- _Information given_
▽

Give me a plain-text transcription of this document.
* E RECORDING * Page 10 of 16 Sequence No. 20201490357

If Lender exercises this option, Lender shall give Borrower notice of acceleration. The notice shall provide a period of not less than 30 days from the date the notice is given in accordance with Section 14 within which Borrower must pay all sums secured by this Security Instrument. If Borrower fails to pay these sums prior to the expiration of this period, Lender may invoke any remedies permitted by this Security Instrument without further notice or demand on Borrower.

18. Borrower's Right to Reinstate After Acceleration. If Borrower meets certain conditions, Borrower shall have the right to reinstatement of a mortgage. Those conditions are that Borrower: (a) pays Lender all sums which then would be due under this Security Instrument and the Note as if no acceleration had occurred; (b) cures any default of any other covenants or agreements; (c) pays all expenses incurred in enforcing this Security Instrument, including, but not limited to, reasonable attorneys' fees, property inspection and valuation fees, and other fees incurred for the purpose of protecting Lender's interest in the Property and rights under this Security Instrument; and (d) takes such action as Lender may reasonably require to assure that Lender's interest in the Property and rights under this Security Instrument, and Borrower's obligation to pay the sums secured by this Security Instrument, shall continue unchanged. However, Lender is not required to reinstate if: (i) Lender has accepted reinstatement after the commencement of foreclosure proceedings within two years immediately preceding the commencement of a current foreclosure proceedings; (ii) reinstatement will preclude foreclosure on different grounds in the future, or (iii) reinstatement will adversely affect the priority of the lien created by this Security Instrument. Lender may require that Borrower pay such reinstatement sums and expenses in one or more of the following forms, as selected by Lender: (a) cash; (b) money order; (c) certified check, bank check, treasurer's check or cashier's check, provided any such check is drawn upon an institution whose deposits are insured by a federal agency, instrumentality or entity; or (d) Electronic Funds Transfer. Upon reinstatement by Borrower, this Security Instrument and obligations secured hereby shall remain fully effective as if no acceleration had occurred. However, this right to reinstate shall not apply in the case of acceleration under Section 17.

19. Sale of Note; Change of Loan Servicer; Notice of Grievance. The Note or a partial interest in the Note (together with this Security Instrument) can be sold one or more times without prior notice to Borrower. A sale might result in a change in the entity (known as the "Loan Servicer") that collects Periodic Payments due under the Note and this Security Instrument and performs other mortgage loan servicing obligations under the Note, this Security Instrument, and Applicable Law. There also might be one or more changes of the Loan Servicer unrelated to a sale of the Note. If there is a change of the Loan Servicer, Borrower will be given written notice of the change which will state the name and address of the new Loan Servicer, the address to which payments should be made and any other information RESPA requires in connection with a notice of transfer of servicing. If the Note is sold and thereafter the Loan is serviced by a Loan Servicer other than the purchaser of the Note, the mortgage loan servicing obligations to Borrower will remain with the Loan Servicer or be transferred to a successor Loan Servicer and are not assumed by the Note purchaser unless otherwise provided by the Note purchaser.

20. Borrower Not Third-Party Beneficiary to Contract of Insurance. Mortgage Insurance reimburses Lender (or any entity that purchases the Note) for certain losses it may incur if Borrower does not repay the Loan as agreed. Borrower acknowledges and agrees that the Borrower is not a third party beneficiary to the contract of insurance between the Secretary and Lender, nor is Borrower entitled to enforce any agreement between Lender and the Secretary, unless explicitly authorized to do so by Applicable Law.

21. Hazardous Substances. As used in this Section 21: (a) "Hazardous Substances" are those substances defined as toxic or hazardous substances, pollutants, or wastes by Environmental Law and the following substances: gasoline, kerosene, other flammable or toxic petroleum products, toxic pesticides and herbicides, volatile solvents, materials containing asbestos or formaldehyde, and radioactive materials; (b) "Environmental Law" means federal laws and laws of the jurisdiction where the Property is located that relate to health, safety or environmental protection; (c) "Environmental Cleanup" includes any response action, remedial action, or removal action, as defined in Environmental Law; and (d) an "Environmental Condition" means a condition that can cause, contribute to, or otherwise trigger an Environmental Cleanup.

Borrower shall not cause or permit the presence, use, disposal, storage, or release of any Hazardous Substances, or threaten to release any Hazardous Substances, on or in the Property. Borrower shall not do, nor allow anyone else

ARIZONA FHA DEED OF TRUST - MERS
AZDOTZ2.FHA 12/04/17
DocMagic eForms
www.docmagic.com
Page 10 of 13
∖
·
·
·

△

- _Problem statement_
Write out the full listing, keeping every line exactly as it is.

- _Solution for this task_
Give me a plain-text transcription of this document.
* E RECORDING * Page 10 of 16 Sequence No. 20201490357

If Lender exercises this option, Lender shall give Borrower notice of acceleration. The notice shall provide a period of not less than 30 days from the date the notice is given in accordance with Section 14 within which Borrower must pay all sums secured by this Security Instrument. If Borrower fails to pay these sums prior to the expiration of this period, Lender may invoke any remedies permitted by this Security Instrument without further notice or demand on Borrower.

18. Borrower's Right to Reinstate After Acceleration. If Borrower meets certain conditions, Borrower shall have the right to reinstatement of a mortgage. Those conditions are that Borrower: (a) pays Lender all sums which then would be due under this Security Instrument and the Note as if no acceleration had occurred; (b) cures any default of any other covenants or agreements; (c) pays all expenses incurred in enforcing this Security Instrument, including, but not limited to, reasonable attorneys' fees, property inspection and valuation fees, and other fees incurred for the purpose of protecting Lender's interest in the Property and rights under this Security Instrument; and (d) takes such action as Lender may reasonably require to assure that Lender's interest in the Property and rights under this Security Instrument, and Borrower's obligation to pay the sums secured by this Security Instrument, shall continue unchanged. However, Lender is not required to reinstate if: (i) Lender has accepted reinstatement after the commencement of foreclosure proceedings within two years immediately preceding the commencement of a current foreclosure proceedings; (ii) reinstatement will preclude foreclosure on different grounds in the future, or (iii) reinstatement will adversely affect the priority of the lien created by this Security Instrument. Lender may require that Borrower pay such reinstatement sums and expenses in one or more of the following forms, as selected by Lender: (a) cash; (b) money order; (c) certified check, bank check, treasurer's check or cashier's check, provided any such check is drawn upon an institution whose deposits are insured by a federal agency, instrumentality or entity; or (d) Electronic Funds Transfer. Upon reinstatement by Borrower, this Security Instrument and obligations secured hereby shall remain fully effective as if no acceleration had occurred. However, this right to reinstate shall not apply in the case of acceleration under Section 17.

19. Sale of Note; Change of Loan Servicer; Notice of Grievance. The Note or a partial interest in the Note (together with this Security Instrument) can be sold one or more times without prior notice to Borrower. A sale might result in a change in the entity (known as the "Loan Servicer") that collects Periodic Payments due under the Note and this Security Instrument and performs other mortgage loan servicing obligations under the Note, this Security Instrument, and Applicable Law. There also might be one or more changes of the Loan Servicer unrelated to a sale of the Note. If there is a change of the Loan Servicer, Borrower will be given written notice of the change which will state the name and address of the new Loan Servicer, the address to which payments should be made and any other information RESPA requires in connection with a notice of transfer of servicing. If the Note is sold and thereafter the Loan is serviced by a Loan Servicer other than the purchaser of the Note, the mortgage loan servicing obligations to Borrower will remain with the Loan Servicer or be transferred to a successor Loan Servicer and are not assumed by the Note purchaser unless otherwise provided by the Note purchaser.

20. Borrower Not Third-Party Beneficiary to Contract of Insurance. Mortgage Insurance reimburses Lender (or any entity that purchases the Note) for certain losses it may incur if Borrower does not repay the Loan as agreed. Borrower acknowledges and agrees that the Borrower is not a third party beneficiary to the contract of insurance between the Secretary and Lender, nor is Borrower entitled to enforce any agreement between Lender and the Secretary, unless explicitly authorized to do so by Applicable Law.

21. Hazardous Substances. As used in this Section 21: (a) "Hazardous Substances" are those substances defined as toxic or hazardous substances, pollutants, or wastes by Environmental Law and the following substances: gasoline, kerosene, other flammable or toxic petroleum products, toxic pesticides and herbicides, volatile solvents, materials containing asbestos or formaldehyde, and radioactive materials; (b) "Environmental Law" means federal laws and laws of the jurisdiction where the Property is located that relate to health, safety or environmental protection; (c) "Environmental Cleanup" includes any response action, remedial action, or removal action, as defined in Environmental Law; and (d) an "Environmental Condition" means a condition that can cause, contribute to, or otherwise trigger an Environmental Cleanup.

Borrower shall not cause or permit the presence, use, disposal, storage, or release of any Hazardous Substances, or threaten to release any Hazardous Substances, on or in the Property. Borrower shall not do, nor allow anyone else

ARIZONA FHA DEED OF TRUST - MERS
AZDOTZ2.FHA 12/04/17
DocMagic eForms
www.docmagic.com
Page 10 of 13
∖
·
·
·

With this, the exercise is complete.